# Start of THE RECORDS

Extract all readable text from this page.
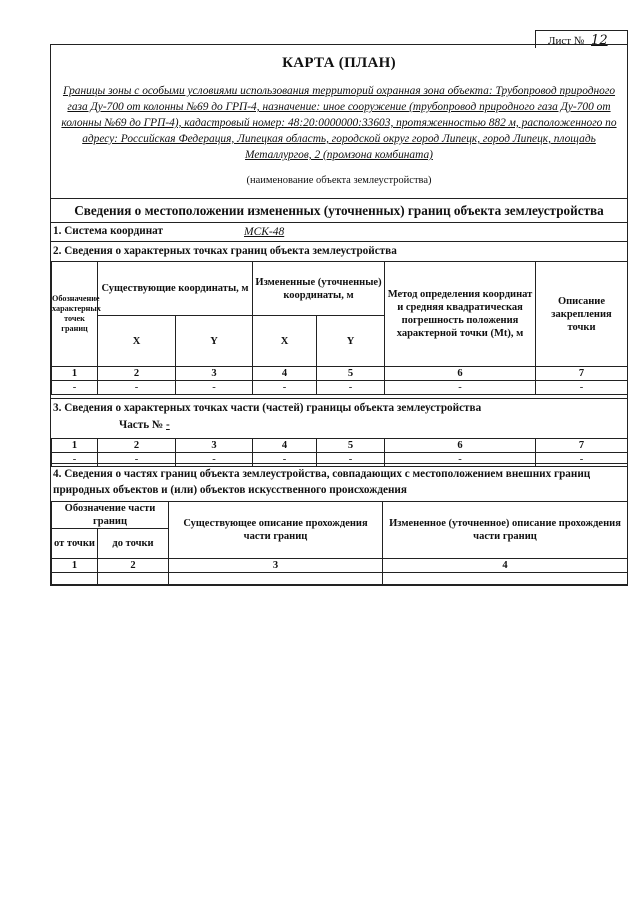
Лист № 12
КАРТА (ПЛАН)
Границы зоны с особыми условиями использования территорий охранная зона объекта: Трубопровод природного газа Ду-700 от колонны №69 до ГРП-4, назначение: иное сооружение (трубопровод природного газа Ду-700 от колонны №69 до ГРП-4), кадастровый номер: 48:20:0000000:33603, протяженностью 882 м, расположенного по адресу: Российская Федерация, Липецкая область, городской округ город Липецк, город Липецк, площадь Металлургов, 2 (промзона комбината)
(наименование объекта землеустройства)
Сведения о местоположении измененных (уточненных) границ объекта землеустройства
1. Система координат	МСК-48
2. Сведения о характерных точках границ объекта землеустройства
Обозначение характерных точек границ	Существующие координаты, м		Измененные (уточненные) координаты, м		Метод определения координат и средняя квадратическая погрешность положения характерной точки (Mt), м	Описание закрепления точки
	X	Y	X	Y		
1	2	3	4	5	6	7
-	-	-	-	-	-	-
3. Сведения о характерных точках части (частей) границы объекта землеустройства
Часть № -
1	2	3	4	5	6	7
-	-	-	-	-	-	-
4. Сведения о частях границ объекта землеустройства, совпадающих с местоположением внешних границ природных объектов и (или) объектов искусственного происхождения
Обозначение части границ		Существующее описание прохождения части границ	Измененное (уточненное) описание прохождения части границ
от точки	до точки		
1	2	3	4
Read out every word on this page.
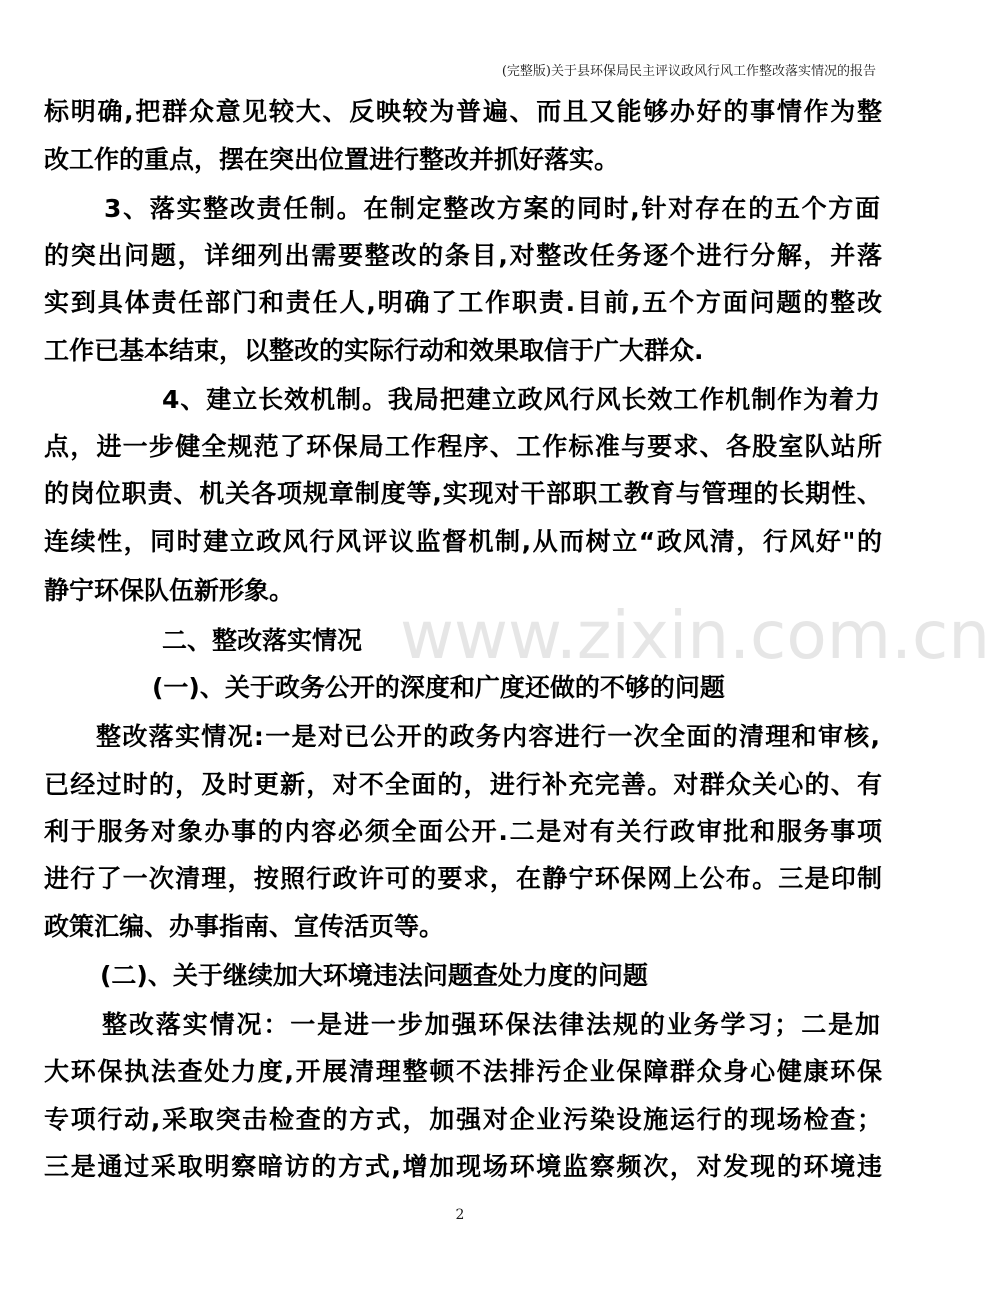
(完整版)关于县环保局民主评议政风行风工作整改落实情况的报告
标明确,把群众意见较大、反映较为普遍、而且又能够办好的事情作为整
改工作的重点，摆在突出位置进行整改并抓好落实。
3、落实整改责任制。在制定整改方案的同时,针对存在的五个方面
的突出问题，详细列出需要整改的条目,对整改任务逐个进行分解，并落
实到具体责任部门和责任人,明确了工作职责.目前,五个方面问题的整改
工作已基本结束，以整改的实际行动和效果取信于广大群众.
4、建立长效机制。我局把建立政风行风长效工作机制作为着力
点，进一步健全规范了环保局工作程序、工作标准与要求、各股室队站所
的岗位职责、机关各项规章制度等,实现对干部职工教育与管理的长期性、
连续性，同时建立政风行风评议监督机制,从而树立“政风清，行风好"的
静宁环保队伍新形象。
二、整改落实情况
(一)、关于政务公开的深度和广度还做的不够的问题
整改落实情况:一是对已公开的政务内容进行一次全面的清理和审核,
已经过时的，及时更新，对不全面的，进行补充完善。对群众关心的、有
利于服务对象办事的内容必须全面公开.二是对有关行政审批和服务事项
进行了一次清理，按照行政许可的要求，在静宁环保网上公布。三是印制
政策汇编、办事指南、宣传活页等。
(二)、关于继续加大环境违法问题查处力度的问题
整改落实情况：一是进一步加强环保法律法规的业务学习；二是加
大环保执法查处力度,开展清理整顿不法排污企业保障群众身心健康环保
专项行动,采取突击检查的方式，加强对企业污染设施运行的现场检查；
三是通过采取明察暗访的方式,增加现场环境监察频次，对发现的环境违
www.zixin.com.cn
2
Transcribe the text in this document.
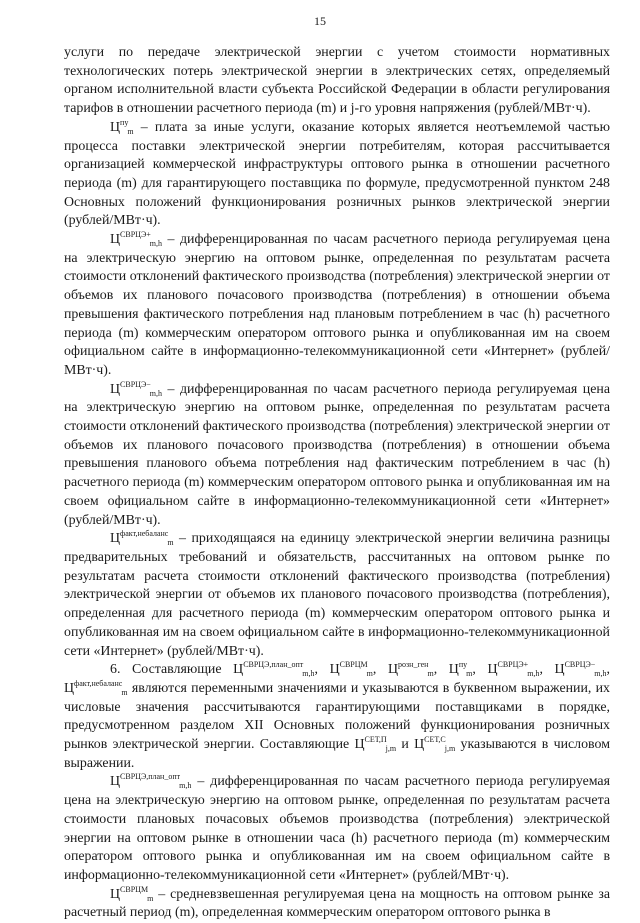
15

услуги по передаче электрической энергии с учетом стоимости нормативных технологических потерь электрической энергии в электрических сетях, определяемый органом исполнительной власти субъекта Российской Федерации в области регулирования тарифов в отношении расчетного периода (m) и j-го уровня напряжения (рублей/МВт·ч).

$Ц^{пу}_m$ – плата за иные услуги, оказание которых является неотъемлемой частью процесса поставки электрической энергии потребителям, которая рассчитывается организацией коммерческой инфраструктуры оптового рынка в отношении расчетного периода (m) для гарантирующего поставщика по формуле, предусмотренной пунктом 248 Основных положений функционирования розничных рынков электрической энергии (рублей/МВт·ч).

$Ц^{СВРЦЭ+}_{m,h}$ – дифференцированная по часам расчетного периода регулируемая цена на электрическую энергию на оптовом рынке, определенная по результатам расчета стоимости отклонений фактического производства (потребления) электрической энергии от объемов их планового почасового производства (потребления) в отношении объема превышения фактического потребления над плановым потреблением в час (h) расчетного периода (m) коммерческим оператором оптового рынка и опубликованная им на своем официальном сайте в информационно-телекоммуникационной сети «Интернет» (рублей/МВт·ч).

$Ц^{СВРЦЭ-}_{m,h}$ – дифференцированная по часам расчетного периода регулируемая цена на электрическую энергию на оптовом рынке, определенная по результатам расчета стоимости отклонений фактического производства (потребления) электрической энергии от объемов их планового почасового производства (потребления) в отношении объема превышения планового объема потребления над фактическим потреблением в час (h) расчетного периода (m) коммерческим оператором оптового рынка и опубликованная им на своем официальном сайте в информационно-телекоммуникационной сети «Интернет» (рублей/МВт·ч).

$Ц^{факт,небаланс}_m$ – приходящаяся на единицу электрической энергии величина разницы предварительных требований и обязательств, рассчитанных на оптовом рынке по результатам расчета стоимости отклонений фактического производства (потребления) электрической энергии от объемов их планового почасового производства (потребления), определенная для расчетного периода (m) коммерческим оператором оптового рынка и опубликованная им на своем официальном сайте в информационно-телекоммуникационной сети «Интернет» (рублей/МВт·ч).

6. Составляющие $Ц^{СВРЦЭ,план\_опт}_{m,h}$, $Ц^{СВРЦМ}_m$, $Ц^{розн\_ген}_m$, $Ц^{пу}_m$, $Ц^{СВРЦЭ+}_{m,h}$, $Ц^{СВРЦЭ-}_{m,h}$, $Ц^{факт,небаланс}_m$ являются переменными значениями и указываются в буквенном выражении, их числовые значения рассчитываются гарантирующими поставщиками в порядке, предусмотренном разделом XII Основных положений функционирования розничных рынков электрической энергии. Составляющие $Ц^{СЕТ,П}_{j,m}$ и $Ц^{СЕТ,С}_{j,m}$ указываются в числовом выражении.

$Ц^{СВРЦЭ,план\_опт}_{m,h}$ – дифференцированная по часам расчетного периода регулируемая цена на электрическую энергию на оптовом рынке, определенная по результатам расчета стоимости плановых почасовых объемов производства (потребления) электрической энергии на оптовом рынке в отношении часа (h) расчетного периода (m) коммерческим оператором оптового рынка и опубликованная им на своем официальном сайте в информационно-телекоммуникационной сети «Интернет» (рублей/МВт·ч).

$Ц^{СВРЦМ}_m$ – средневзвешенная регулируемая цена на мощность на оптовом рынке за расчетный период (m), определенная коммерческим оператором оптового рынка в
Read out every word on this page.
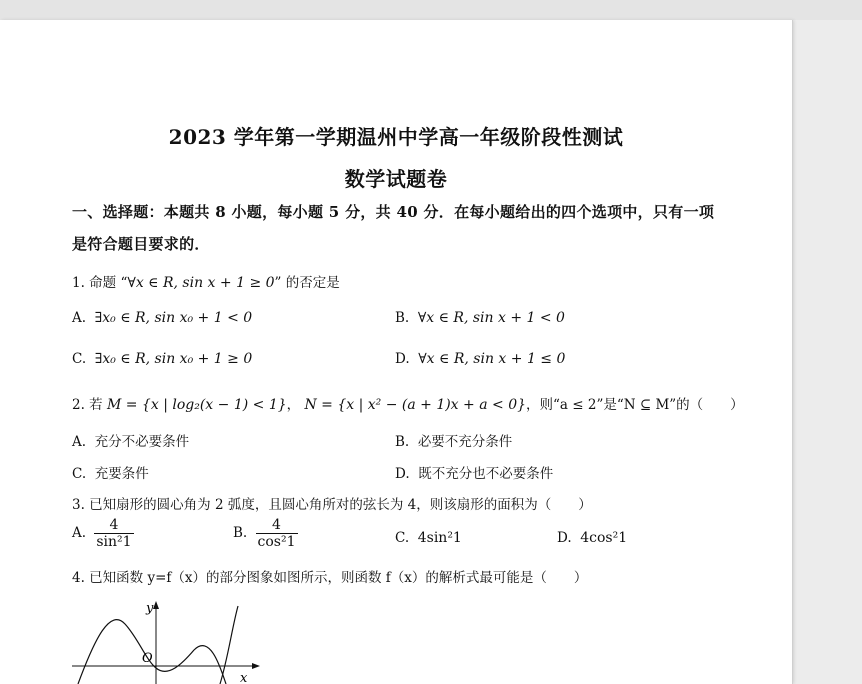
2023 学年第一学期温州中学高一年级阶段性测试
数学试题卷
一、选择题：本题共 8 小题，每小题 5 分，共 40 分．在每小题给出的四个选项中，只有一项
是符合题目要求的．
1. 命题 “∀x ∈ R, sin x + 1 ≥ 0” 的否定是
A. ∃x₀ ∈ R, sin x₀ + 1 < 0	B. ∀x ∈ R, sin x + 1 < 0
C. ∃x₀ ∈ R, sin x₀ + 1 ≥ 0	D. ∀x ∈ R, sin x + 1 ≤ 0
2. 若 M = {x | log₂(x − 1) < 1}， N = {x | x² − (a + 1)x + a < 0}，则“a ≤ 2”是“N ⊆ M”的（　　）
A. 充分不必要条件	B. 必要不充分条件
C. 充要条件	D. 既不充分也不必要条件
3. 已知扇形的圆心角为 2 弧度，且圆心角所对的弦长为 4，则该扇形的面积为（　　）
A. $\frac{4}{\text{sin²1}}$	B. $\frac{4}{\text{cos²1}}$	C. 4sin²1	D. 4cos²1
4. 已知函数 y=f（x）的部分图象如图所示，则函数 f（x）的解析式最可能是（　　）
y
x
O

# End of THE RECORDS

## WHAT IS NEEDED
Transcribe the entries above verbatim, omitting their pictures.

## SOLUTION TO THE PROBLEM
Extract all readable text from this page.
Лист № 12
КАРТА (ПЛАН)
Границы зоны с особыми условиями использования территорий охранная зона объекта: Трубопровод природного газа Ду-700 от колонны №69 до ГРП-4, назначение: иное сооружение (трубопровод природного газа Ду-700 от колонны №69 до ГРП-4), кадастровый номер: 48:20:0000000:33603, протяженностью 882 м, расположенного по адресу: Российская Федерация, Липецкая область, городской округ город Липецк, город Липецк, площадь Металлургов, 2 (промзона комбината)
(наименование объекта землеустройства)
Сведения о местоположении измененных (уточненных) границ объекта землеустройства
1. Система координат	МСК-48
2. Сведения о характерных точках границ объекта землеустройства
Обозначение характерных точек границ	Существующие координаты, м		Измененные (уточненные) координаты, м		Метод определения координат и средняя квадратическая погрешность положения характерной точки (Mt), м	Описание закрепления точки
	X	Y	X	Y		
1	2	3	4	5	6	7
-	-	-	-	-	-	-
3. Сведения о характерных точках части (частей) границы объекта землеустройства
Часть № -
1	2	3	4	5	6	7
-	-	-	-	-	-	-
4. Сведения о частях границ объекта землеустройства, совпадающих с местоположением внешних границ природных объектов и (или) объектов искусственного происхождения
Обозначение части границ		Существующее описание прохождения части границ	Измененное (уточненное) описание прохождения части границ
от точки	до точки		
1	2	3	4
Read out every word on this page.
(完整版)关于县环保局民主评议政风行风工作整改落实情况的报告
标明确,把群众意见较大、反映较为普遍、而且又能够办好的事情作为整
改工作的重点，摆在突出位置进行整改并抓好落实。
3、落实整改责任制。在制定整改方案的同时,针对存在的五个方面
的突出问题，详细列出需要整改的条目,对整改任务逐个进行分解，并落
实到具体责任部门和责任人,明确了工作职责.目前,五个方面问题的整改
工作已基本结束，以整改的实际行动和效果取信于广大群众.
4、建立长效机制。我局把建立政风行风长效工作机制作为着力
点，进一步健全规范了环保局工作程序、工作标准与要求、各股室队站所
的岗位职责、机关各项规章制度等,实现对干部职工教育与管理的长期性、
连续性，同时建立政风行风评议监督机制,从而树立“政风清，行风好"的
静宁环保队伍新形象。
二、整改落实情况
(一)、关于政务公开的深度和广度还做的不够的问题
整改落实情况:一是对已公开的政务内容进行一次全面的清理和审核,
已经过时的，及时更新，对不全面的，进行补充完善。对群众关心的、有
利于服务对象办事的内容必须全面公开.二是对有关行政审批和服务事项
进行了一次清理，按照行政许可的要求，在静宁环保网上公布。三是印制
政策汇编、办事指南、宣传活页等。
(二)、关于继续加大环境违法问题查处力度的问题
整改落实情况：一是进一步加强环保法律法规的业务学习；二是加
大环保执法查处力度,开展清理整顿不法排污企业保障群众身心健康环保
专项行动,采取突击检查的方式，加强对企业污染设施运行的现场检查；
三是通过采取明察暗访的方式,增加现场环境监察频次，对发现的环境违
www.zixin.com.cn
2
Transcribe the text in this document.
15

услуги по передаче электрической энергии с учетом стоимости нормативных технологических потерь электрической энергии в электрических сетях, определяемый органом исполнительной власти субъекта Российской Федерации в области регулирования тарифов в отношении расчетного периода (m) и j-го уровня напряжения (рублей/МВт·ч).

$Ц^{пу}_m$ – плата за иные услуги, оказание которых является неотъемлемой частью процесса поставки электрической энергии потребителям, которая рассчитывается организацией коммерческой инфраструктуры оптового рынка в отношении расчетного периода (m) для гарантирующего поставщика по формуле, предусмотренной пунктом 248 Основных положений функционирования розничных рынков электрической энергии (рублей/МВт·ч).

$Ц^{СВРЦЭ+}_{m,h}$ – дифференцированная по часам расчетного периода регулируемая цена на электрическую энергию на оптовом рынке, определенная по результатам расчета стоимости отклонений фактического производства (потребления) электрической энергии от объемов их планового почасового производства (потребления) в отношении объема превышения фактического потребления над плановым потреблением в час (h) расчетного периода (m) коммерческим оператором оптового рынка и опубликованная им на своем официальном сайте в информационно-телекоммуникационной сети «Интернет» (рублей/МВт·ч).

$Ц^{СВРЦЭ-}_{m,h}$ – дифференцированная по часам расчетного периода регулируемая цена на электрическую энергию на оптовом рынке, определенная по результатам расчета стоимости отклонений фактического производства (потребления) электрической энергии от объемов их планового почасового производства (потребления) в отношении объема превышения планового объема потребления над фактическим потреблением в час (h) расчетного периода (m) коммерческим оператором оптового рынка и опубликованная им на своем официальном сайте в информационно-телекоммуникационной сети «Интернет» (рублей/МВт·ч).

$Ц^{факт,небаланс}_m$ – приходящаяся на единицу электрической энергии величина разницы предварительных требований и обязательств, рассчитанных на оптовом рынке по результатам расчета стоимости отклонений фактического производства (потребления) электрической энергии от объемов их планового почасового производства (потребления), определенная для расчетного периода (m) коммерческим оператором оптового рынка и опубликованная им на своем официальном сайте в информационно-телекоммуникационной сети «Интернет» (рублей/МВт·ч).

6. Составляющие $Ц^{СВРЦЭ,план\_опт}_{m,h}$, $Ц^{СВРЦМ}_m$, $Ц^{розн\_ген}_m$, $Ц^{пу}_m$, $Ц^{СВРЦЭ+}_{m,h}$, $Ц^{СВРЦЭ-}_{m,h}$, $Ц^{факт,небаланс}_m$ являются переменными значениями и указываются в буквенном выражении, их числовые значения рассчитываются гарантирующими поставщиками в порядке, предусмотренном разделом XII Основных положений функционирования розничных рынков электрической энергии. Составляющие $Ц^{СЕТ,П}_{j,m}$ и $Ц^{СЕТ,С}_{j,m}$ указываются в числовом выражении.

$Ц^{СВРЦЭ,план\_опт}_{m,h}$ – дифференцированная по часам расчетного периода регулируемая цена на электрическую энергию на оптовом рынке, определенная по результатам расчета стоимости плановых почасовых объемов производства (потребления) электрической энергии на оптовом рынке в отношении часа (h) расчетного периода (m) коммерческим оператором оптового рынка и опубликованная им на своем официальном сайте в информационно-телекоммуникационной сети «Интернет» (рублей/МВт·ч).

$Ц^{СВРЦМ}_m$ – средневзвешенная регулируемая цена на мощность на оптовом рынке за расчетный период (m), определенная коммерческим оператором оптового рынка в
Read out every word on this page.
2023 学年第一学期温州中学高一年级阶段性测试
数学试题卷
一、选择题：本题共 8 小题，每小题 5 分，共 40 分．在每小题给出的四个选项中，只有一项
是符合题目要求的．
1. 命题 “∀x ∈ R, sin x + 1 ≥ 0” 的否定是
A. ∃x₀ ∈ R, sin x₀ + 1 < 0	B. ∀x ∈ R, sin x + 1 < 0
C. ∃x₀ ∈ R, sin x₀ + 1 ≥ 0	D. ∀x ∈ R, sin x + 1 ≤ 0
2. 若 M = {x | log₂(x − 1) < 1}， N = {x | x² − (a + 1)x + a < 0}，则“a ≤ 2”是“N ⊆ M”的（　　）
A. 充分不必要条件	B. 必要不充分条件
C. 充要条件	D. 既不充分也不必要条件
3. 已知扇形的圆心角为 2 弧度，且圆心角所对的弦长为 4，则该扇形的面积为（　　）
A. $\frac{4}{\text{sin²1}}$	B. $\frac{4}{\text{cos²1}}$	C. 4sin²1	D. 4cos²1
4. 已知函数 y=f（x）的部分图象如图所示，则函数 f（x）的解析式最可能是（　　）
y
x
O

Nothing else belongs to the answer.